- **WORK TO DO**
In the records below, find each line with the word "политике" and copy it.

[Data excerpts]
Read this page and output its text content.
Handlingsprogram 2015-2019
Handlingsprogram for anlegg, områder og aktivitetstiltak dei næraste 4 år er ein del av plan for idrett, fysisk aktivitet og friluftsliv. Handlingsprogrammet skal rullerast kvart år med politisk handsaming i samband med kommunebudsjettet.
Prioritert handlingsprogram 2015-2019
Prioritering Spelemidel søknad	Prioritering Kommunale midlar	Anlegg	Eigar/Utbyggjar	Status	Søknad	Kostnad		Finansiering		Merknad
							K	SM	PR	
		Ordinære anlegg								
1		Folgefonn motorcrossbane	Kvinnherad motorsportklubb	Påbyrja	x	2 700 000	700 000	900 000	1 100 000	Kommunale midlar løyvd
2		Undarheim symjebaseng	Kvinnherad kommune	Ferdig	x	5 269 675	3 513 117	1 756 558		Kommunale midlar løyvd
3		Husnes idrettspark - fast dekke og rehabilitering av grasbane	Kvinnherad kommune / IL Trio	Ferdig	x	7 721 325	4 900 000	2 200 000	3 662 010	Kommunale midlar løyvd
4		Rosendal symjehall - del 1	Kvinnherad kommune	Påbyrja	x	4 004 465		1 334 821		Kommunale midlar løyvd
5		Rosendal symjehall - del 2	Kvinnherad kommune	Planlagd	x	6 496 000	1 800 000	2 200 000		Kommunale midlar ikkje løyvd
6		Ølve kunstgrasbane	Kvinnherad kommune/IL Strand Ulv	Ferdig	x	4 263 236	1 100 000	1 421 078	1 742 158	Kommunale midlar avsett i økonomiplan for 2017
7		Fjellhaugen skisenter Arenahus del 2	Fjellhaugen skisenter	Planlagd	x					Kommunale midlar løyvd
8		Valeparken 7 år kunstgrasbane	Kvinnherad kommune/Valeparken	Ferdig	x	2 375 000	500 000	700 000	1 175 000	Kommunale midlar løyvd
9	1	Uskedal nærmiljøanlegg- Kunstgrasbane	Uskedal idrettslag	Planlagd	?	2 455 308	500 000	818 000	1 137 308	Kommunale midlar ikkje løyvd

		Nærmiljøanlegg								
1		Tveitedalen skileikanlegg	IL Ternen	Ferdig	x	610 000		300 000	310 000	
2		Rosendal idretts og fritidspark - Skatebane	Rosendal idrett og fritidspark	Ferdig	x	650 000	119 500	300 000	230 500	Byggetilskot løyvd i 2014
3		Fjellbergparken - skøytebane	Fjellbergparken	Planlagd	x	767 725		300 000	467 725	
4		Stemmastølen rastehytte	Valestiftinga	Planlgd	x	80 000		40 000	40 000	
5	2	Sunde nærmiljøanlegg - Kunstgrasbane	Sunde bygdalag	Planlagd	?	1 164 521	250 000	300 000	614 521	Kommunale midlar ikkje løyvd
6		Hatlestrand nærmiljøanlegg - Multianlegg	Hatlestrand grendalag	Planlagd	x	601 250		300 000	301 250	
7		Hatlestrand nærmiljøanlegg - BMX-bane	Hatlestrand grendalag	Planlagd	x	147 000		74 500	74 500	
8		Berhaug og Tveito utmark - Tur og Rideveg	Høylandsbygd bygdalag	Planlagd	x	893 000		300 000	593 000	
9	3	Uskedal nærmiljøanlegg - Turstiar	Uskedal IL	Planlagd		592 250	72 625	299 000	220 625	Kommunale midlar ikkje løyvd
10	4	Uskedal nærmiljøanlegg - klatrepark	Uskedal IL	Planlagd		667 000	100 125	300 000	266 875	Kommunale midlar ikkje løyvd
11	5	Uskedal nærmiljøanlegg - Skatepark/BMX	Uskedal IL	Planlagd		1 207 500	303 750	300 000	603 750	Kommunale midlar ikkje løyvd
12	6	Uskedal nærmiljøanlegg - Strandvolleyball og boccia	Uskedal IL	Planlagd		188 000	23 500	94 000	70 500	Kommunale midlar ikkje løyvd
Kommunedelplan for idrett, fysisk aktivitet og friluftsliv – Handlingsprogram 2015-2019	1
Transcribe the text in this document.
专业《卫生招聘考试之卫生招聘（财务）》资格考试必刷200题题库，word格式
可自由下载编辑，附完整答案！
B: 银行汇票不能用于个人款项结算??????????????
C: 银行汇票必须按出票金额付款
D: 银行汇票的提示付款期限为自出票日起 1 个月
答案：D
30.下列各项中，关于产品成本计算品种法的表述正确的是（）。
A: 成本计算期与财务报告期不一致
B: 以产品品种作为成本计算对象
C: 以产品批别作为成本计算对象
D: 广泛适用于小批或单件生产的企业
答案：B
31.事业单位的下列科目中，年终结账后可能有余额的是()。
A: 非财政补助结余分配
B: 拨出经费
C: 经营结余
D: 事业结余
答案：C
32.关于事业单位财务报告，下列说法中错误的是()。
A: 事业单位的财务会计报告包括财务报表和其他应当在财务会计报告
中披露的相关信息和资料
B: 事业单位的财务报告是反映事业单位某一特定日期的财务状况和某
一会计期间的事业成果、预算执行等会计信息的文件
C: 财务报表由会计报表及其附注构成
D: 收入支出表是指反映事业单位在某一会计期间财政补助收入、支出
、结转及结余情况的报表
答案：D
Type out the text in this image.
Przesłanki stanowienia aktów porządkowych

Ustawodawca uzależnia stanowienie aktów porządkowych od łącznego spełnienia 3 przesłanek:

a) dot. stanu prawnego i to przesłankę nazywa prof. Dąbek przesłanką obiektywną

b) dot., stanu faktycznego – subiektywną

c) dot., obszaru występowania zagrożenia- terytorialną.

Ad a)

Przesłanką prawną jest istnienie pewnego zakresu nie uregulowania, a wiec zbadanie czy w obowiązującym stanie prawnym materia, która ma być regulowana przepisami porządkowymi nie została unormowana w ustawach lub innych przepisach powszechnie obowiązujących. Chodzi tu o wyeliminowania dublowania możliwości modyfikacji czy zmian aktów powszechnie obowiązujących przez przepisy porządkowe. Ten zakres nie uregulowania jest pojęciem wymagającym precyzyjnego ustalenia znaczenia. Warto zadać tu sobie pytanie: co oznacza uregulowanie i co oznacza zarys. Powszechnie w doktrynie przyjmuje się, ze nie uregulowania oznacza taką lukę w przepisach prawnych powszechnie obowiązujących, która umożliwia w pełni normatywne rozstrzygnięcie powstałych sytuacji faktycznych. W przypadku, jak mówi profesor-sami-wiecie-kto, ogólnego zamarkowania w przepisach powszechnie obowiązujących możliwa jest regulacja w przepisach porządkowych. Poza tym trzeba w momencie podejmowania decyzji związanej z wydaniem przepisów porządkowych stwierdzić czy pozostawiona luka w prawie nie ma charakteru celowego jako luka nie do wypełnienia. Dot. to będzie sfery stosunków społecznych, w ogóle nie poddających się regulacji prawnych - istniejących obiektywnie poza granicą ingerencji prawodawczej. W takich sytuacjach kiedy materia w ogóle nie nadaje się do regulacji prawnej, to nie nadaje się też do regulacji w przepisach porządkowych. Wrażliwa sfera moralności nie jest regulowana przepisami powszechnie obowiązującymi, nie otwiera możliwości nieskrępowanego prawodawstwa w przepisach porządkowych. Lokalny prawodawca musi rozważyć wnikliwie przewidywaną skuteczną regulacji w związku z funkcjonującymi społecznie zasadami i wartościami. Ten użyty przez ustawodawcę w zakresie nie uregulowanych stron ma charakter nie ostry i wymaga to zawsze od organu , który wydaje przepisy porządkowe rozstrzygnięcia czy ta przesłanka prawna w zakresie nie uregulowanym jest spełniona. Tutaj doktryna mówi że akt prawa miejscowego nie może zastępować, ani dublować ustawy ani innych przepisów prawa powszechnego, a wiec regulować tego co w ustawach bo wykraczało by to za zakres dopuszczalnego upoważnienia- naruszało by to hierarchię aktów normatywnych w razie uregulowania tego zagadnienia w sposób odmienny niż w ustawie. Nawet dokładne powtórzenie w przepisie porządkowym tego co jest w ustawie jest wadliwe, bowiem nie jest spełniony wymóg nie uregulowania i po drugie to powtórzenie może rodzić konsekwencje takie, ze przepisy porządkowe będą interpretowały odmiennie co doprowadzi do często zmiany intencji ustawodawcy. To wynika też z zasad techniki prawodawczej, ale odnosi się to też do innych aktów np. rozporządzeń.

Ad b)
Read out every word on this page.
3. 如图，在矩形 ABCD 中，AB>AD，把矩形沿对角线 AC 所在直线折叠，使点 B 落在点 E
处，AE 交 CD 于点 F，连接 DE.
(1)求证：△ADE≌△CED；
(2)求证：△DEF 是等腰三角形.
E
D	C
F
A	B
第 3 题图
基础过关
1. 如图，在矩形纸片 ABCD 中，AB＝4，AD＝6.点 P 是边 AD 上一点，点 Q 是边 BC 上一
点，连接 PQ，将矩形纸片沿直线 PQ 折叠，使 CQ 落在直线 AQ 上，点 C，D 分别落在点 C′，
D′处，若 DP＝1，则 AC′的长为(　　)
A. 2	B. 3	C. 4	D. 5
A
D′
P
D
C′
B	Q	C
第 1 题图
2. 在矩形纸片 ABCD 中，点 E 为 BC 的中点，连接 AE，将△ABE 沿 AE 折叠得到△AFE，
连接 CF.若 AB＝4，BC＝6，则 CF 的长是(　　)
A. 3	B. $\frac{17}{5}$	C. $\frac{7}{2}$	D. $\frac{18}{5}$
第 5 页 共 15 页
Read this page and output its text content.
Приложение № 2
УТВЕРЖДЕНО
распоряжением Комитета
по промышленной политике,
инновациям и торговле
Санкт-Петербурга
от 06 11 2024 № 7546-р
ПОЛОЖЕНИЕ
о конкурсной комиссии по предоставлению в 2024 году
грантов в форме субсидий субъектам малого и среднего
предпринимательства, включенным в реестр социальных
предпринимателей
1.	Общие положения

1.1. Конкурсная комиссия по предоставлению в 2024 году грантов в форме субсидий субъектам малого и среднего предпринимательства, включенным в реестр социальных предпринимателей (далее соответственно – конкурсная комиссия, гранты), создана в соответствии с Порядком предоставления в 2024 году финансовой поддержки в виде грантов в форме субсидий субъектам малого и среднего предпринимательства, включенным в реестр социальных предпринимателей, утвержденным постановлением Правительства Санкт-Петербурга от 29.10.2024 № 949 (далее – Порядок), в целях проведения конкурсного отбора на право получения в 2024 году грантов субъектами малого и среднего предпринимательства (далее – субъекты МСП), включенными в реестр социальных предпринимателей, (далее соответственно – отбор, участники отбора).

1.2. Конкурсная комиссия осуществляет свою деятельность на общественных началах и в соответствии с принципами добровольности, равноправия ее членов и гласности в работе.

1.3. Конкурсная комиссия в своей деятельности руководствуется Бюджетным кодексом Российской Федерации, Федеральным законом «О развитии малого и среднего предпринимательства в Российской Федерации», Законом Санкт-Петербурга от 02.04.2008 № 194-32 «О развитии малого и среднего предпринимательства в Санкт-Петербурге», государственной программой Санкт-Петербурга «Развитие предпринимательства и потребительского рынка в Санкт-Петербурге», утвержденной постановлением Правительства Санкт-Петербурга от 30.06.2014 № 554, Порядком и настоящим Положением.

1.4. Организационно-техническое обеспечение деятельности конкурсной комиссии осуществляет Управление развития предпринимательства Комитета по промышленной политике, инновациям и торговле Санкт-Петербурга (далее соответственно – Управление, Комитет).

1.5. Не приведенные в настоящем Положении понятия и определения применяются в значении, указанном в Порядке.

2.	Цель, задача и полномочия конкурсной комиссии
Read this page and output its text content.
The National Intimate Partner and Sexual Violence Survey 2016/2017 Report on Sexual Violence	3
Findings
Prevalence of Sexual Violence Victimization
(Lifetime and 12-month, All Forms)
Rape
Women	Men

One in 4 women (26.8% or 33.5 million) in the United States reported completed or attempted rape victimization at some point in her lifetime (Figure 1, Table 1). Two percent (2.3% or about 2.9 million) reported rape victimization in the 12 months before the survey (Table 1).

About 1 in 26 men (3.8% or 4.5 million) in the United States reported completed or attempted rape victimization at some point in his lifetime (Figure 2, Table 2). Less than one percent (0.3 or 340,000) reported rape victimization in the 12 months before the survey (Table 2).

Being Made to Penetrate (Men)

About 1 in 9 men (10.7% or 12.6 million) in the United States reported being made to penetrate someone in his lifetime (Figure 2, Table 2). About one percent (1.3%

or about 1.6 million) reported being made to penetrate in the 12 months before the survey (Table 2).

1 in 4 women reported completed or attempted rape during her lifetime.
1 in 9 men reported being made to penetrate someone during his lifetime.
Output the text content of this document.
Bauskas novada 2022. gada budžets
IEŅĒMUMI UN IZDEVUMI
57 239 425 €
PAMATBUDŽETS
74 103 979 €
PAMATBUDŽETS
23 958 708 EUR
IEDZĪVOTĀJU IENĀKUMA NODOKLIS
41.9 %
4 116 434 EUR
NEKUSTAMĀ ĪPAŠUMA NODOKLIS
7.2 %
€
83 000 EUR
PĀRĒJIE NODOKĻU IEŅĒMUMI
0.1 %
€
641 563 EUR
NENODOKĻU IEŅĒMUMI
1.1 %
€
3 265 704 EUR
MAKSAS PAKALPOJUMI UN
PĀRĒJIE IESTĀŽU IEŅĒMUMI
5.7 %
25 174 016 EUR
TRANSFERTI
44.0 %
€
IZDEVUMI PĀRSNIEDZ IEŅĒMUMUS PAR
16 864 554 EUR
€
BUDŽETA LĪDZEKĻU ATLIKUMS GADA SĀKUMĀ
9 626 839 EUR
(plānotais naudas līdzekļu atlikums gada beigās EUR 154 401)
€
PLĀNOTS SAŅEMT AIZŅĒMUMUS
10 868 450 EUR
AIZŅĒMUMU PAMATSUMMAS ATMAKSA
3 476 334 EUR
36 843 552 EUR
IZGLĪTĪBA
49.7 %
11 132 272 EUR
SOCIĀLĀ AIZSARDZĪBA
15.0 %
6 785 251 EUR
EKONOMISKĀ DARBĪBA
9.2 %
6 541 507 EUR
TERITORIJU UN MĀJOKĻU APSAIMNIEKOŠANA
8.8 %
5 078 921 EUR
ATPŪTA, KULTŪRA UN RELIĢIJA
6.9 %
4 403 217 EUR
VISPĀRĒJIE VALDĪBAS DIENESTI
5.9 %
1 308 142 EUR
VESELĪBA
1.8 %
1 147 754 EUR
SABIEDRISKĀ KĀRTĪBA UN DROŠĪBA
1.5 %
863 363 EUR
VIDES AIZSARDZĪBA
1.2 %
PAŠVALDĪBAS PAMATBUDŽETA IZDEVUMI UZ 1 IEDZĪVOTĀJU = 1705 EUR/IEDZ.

- **THE RESPONSE**
по промышленной политике,
1.4. Организационно-техническое обеспечение деятельности конкурсной комиссии осуществляет Управление развития предпринимательства Комитета по промышленной политике, инновациям и торговле Санкт-Петербурга (далее соответственно – Управление, Комитет).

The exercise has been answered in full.